(Stored data entries)
+ + + +

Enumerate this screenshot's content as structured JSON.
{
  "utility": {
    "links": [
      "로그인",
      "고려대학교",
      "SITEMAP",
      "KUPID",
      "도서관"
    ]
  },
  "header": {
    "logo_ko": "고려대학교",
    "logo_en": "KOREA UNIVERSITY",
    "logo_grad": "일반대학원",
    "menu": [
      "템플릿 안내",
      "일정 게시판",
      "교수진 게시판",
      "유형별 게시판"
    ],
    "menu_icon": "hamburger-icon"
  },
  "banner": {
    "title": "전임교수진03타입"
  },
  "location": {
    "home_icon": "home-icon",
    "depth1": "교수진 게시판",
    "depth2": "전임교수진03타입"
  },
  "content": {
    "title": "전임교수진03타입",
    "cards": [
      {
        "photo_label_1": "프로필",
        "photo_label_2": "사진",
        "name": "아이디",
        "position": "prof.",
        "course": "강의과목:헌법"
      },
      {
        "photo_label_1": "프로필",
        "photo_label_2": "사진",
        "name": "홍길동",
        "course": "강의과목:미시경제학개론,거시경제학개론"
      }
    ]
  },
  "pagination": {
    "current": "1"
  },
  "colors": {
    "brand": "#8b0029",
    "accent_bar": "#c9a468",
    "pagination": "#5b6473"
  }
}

+ + + +

* What is being asked:
The full set of records should be duplicated exactly.

* Response to the exercise:
Enumerate this screenshot's content as structured JSON.
{
  "utility": {
    "links": [
      "로그인",
      "고려대학교",
      "SITEMAP",
      "KUPID",
      "도서관"
    ]
  },
  "header": {
    "logo_ko": "고려대학교",
    "logo_en": "KOREA UNIVERSITY",
    "logo_grad": "일반대학원",
    "menu": [
      "템플릿 안내",
      "일정 게시판",
      "교수진 게시판",
      "유형별 게시판"
    ],
    "menu_icon": "hamburger-icon"
  },
  "banner": {
    "title": "전임교수진03타입"
  },
  "location": {
    "home_icon": "home-icon",
    "depth1": "교수진 게시판",
    "depth2": "전임교수진03타입"
  },
  "content": {
    "title": "전임교수진03타입",
    "cards": [
      {
        "photo_label_1": "프로필",
        "photo_label_2": "사진",
        "name": "아이디",
        "position": "prof.",
        "course": "강의과목:헌법"
      },
      {
        "photo_label_1": "프로필",
        "photo_label_2": "사진",
        "name": "홍길동",
        "course": "강의과목:미시경제학개론,거시경제학개론"
      }
    ]
  },
  "pagination": {
    "current": "1"
  },
  "colors": {
    "brand": "#8b0029",
    "accent_bar": "#c9a468",
    "pagination": "#5b6473"
  }
}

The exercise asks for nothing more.